BEGIN Data
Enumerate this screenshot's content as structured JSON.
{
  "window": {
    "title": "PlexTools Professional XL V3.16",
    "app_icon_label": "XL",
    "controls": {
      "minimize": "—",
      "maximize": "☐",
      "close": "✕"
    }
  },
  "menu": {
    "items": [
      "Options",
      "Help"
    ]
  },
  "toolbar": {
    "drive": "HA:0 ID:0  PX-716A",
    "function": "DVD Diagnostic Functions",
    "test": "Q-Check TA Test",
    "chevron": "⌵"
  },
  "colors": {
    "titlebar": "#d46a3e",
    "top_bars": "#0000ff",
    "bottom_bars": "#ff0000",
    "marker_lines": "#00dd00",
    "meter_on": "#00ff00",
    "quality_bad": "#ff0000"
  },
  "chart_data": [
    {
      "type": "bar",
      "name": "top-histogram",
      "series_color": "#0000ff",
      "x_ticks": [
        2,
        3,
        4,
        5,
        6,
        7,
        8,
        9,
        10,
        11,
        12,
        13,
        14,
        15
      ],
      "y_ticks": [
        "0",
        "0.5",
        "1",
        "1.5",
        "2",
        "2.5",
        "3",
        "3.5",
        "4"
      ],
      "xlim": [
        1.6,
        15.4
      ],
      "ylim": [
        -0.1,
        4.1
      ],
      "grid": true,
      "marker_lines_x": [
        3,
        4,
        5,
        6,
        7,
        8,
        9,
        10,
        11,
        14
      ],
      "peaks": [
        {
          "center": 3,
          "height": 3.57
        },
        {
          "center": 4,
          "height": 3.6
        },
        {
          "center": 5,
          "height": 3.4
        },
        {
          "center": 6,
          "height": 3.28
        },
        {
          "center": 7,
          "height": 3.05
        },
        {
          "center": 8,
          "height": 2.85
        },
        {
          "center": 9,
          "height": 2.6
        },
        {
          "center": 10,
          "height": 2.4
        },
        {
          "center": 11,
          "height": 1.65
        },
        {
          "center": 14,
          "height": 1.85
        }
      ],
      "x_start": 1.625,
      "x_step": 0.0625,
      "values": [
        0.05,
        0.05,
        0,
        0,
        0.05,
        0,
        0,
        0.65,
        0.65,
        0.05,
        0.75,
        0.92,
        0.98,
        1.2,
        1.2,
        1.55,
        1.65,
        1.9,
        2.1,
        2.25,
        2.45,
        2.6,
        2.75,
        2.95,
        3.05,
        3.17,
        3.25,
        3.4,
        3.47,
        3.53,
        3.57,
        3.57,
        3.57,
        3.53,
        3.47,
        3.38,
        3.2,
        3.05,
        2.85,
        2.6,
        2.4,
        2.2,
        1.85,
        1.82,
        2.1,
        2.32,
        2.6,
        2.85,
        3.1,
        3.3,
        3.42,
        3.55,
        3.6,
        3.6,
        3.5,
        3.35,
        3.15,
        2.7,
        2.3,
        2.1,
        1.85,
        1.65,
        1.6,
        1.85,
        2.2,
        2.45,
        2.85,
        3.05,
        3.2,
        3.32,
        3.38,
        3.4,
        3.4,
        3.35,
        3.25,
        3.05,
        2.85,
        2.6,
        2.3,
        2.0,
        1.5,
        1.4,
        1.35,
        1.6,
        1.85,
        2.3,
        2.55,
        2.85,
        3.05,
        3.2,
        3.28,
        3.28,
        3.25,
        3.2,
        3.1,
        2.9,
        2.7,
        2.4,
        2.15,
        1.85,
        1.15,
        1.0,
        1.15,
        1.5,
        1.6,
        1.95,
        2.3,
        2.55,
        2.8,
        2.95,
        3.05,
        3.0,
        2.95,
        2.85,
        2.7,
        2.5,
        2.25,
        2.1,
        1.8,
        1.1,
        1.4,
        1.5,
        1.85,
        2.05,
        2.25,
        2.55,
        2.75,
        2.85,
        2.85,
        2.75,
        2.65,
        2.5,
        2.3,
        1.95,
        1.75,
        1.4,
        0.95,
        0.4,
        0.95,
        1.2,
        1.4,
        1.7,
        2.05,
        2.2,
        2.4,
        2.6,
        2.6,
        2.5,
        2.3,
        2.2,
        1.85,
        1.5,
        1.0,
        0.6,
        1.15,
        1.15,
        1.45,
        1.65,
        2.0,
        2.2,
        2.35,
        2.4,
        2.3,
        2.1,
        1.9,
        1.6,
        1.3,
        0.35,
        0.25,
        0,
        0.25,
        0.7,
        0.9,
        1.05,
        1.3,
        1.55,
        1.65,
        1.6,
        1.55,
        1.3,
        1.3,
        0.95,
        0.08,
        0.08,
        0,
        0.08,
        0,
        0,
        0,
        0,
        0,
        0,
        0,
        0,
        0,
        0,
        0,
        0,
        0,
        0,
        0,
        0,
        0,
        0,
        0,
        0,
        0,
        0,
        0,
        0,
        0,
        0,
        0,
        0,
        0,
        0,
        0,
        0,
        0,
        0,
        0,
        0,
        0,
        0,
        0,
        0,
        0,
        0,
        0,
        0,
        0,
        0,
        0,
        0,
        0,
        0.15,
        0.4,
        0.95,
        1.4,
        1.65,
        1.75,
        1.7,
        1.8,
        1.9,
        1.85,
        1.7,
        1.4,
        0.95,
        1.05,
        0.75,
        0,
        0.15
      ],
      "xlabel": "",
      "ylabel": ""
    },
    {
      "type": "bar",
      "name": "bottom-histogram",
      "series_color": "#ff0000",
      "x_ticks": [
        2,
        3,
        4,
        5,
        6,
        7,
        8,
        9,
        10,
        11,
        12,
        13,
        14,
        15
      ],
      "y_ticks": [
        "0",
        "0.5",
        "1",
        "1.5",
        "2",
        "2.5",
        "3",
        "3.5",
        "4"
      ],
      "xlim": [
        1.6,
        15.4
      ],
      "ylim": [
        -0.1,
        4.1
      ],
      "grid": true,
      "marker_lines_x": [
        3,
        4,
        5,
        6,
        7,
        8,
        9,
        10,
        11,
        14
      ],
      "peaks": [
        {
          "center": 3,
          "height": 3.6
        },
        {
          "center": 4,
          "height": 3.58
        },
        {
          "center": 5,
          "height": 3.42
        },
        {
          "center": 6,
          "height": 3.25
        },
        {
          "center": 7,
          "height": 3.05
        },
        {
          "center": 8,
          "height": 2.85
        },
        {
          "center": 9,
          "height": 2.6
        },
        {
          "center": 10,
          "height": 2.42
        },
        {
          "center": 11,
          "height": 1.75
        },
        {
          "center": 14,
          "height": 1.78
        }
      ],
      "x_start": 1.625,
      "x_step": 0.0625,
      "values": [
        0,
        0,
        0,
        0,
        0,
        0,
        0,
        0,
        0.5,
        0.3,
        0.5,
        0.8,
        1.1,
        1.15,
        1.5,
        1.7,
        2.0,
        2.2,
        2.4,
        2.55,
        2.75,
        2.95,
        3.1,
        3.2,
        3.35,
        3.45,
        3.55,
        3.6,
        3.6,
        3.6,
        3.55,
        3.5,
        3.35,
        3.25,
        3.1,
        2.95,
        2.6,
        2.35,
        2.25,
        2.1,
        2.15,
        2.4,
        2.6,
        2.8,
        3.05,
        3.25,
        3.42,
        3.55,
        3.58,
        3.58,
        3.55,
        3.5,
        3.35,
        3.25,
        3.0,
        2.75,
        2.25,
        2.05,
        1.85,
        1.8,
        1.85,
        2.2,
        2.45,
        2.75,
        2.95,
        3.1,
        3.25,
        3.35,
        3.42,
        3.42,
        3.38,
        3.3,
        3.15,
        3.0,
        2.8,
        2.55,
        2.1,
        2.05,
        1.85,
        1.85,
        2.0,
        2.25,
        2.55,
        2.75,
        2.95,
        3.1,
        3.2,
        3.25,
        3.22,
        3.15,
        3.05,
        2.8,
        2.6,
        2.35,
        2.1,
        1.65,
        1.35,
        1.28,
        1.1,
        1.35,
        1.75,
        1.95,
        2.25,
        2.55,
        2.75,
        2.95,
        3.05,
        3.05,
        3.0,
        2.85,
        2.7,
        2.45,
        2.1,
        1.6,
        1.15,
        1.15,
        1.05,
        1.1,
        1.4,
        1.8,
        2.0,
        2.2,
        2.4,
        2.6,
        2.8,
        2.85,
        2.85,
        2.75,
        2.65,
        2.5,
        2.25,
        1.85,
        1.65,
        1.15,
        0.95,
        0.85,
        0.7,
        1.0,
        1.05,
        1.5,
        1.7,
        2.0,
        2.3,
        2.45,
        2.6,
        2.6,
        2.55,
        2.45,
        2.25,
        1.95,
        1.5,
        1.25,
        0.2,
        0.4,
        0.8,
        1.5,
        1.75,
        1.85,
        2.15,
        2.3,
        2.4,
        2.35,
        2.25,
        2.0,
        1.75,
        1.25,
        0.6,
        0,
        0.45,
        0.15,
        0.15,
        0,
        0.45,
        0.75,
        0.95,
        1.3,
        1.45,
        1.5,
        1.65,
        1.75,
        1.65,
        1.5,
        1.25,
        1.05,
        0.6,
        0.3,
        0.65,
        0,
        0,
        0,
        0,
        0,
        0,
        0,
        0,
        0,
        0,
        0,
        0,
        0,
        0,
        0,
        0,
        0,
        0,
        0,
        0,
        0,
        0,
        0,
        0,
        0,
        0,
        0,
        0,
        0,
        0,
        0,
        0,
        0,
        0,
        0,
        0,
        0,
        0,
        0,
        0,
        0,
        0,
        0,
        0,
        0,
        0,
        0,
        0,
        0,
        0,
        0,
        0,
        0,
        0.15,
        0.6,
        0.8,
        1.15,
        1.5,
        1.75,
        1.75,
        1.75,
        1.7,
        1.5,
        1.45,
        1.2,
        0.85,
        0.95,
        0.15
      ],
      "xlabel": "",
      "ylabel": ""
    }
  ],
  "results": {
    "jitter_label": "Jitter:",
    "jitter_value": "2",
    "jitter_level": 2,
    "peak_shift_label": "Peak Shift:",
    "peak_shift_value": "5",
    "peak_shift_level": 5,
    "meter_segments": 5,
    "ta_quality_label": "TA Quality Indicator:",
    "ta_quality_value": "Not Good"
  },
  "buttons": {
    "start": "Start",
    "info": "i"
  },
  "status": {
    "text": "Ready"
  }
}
END Data
_Task instructions_
Scan the entries above and work out how many lines include the word "histogram"; the reply is that number alone.

_Exercise answer_
2